Recorded data:
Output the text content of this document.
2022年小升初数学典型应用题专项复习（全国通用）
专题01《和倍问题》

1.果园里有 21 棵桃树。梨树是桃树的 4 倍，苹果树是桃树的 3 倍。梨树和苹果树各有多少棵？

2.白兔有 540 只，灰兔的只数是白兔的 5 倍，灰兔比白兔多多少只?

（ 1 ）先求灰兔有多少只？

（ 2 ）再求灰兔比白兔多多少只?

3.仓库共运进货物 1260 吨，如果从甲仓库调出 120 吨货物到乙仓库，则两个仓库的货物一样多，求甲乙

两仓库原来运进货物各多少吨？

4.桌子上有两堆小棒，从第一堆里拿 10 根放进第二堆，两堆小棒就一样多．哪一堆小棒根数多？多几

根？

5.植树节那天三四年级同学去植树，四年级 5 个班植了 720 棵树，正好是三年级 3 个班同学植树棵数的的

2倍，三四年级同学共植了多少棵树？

● **Task objective**
Extract all of the data shown above without alteration.

● **Reply**
Output the text content of this document.
2022年小升初数学典型应用题专项复习（全国通用）
专题01《和倍问题》

1.果园里有 21 棵桃树。梨树是桃树的 4 倍，苹果树是桃树的 3 倍。梨树和苹果树各有多少棵？

2.白兔有 540 只，灰兔的只数是白兔的 5 倍，灰兔比白兔多多少只?

（ 1 ）先求灰兔有多少只？

（ 2 ）再求灰兔比白兔多多少只?

3.仓库共运进货物 1260 吨，如果从甲仓库调出 120 吨货物到乙仓库，则两个仓库的货物一样多，求甲乙

两仓库原来运进货物各多少吨？

4.桌子上有两堆小棒，从第一堆里拿 10 根放进第二堆，两堆小棒就一样多．哪一堆小棒根数多？多几

根？

5.植树节那天三四年级同学去植树，四年级 5 个班植了 720 棵树，正好是三年级 3 个班同学植树棵数的的

2倍，三四年级同学共植了多少棵树？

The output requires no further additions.